→ Exercise prompt
Compile every line that includes the word "Князя".
"""
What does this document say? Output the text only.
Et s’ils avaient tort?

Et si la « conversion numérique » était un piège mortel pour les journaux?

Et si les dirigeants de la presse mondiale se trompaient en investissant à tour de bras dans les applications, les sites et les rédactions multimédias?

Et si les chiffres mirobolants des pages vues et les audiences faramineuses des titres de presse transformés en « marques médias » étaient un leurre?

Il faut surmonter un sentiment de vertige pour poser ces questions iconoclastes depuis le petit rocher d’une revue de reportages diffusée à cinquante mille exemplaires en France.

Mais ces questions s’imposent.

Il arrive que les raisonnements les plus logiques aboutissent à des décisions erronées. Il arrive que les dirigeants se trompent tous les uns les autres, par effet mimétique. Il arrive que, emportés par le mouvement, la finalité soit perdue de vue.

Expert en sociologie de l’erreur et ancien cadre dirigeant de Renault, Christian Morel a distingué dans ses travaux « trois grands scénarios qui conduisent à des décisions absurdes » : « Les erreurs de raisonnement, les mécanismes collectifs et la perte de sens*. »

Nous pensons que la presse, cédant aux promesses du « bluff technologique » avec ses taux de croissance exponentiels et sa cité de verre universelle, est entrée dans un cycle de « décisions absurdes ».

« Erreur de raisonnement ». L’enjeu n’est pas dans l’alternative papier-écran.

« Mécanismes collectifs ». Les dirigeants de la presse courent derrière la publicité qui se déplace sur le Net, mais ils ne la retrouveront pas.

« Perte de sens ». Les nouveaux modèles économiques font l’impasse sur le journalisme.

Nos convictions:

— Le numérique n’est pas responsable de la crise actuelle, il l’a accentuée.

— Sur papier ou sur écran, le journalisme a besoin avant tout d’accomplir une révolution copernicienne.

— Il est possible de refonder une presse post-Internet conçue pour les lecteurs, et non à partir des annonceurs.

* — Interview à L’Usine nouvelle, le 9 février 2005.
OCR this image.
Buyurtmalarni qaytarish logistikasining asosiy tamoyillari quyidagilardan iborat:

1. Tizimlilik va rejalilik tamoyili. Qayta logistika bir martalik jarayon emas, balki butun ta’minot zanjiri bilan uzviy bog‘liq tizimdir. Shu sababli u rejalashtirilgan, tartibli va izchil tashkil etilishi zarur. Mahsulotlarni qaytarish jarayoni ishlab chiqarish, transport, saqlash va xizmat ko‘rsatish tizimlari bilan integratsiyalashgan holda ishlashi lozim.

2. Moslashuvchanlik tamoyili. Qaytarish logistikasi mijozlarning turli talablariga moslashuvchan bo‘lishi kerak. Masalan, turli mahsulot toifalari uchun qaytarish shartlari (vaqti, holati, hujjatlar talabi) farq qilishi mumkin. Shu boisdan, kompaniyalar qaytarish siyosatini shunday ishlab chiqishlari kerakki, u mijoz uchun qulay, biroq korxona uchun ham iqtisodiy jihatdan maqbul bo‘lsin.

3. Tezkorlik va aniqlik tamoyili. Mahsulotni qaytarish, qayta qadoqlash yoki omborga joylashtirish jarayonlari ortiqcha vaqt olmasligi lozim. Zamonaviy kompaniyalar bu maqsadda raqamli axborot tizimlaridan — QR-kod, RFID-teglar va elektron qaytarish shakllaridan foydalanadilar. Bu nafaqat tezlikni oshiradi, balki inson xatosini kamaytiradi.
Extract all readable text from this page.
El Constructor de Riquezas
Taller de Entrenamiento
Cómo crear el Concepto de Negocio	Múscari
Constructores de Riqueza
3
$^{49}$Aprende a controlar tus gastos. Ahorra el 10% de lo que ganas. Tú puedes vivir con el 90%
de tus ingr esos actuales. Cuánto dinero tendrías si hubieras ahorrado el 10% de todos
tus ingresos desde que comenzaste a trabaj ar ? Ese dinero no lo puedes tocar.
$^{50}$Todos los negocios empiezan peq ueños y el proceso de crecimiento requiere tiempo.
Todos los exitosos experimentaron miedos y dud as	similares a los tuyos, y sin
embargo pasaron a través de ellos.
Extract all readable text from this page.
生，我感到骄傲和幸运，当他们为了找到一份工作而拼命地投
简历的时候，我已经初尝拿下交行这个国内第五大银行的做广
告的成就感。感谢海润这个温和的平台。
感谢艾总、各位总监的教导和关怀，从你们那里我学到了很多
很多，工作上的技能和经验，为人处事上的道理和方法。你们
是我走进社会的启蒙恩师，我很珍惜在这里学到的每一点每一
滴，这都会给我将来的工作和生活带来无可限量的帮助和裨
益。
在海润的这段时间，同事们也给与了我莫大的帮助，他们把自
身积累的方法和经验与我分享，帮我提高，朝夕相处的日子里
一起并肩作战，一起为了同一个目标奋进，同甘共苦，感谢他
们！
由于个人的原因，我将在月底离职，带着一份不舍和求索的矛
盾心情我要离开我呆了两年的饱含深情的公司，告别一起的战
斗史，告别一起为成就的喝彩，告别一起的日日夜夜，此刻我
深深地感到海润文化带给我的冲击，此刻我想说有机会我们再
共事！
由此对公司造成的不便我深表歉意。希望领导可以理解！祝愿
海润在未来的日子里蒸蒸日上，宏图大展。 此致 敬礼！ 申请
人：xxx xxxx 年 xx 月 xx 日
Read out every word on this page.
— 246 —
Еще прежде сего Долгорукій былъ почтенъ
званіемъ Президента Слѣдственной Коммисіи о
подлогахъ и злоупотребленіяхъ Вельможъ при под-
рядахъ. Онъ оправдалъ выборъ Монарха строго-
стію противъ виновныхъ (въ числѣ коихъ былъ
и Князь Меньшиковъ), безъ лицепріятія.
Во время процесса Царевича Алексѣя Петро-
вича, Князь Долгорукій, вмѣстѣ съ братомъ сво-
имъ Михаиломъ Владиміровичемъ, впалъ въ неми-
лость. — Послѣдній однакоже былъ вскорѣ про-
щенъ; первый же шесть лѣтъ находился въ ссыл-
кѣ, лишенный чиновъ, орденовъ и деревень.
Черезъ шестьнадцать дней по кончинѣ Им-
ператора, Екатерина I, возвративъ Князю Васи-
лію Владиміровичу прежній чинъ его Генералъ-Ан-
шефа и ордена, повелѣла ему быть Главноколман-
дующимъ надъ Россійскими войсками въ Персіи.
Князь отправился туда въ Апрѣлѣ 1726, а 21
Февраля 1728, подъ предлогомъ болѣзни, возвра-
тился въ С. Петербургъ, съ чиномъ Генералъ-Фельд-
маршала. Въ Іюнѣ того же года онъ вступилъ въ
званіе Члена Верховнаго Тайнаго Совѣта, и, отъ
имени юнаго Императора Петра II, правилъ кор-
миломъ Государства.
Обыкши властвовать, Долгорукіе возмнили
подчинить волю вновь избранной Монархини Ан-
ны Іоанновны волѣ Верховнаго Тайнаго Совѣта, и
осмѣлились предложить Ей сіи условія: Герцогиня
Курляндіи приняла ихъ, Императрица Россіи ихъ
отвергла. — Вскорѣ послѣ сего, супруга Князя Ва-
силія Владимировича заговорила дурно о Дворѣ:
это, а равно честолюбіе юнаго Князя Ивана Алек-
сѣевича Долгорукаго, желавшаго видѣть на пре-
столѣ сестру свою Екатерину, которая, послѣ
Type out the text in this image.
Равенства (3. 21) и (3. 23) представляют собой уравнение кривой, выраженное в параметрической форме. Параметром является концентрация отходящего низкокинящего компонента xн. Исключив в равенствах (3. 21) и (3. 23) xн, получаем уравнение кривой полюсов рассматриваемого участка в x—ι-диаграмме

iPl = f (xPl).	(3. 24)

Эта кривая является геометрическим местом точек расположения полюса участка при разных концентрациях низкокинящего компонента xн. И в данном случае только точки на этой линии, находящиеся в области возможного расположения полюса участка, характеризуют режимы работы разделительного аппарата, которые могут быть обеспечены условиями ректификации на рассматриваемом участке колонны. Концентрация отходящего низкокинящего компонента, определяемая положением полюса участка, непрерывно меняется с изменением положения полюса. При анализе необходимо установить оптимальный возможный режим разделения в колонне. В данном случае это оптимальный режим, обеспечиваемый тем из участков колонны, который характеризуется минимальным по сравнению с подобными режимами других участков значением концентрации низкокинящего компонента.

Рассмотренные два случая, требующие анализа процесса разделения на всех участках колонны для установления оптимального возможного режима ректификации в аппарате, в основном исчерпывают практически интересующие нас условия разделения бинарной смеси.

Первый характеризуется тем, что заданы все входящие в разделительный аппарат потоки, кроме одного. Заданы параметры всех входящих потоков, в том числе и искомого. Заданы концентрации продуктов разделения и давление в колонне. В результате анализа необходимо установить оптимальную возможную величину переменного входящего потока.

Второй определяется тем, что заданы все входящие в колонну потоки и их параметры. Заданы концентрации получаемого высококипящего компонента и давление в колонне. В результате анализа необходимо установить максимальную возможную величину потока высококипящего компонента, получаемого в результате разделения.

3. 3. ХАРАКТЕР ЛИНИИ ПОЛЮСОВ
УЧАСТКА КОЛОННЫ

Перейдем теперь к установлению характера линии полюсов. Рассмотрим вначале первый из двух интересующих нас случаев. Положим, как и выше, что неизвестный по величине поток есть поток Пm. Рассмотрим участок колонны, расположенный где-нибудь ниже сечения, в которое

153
"""
→ Response
отвергла. — Вскорѣ послѣ сего, супруга Князя Ва-
это, а равно честолюбіе юнаго Князя Ивана Алек-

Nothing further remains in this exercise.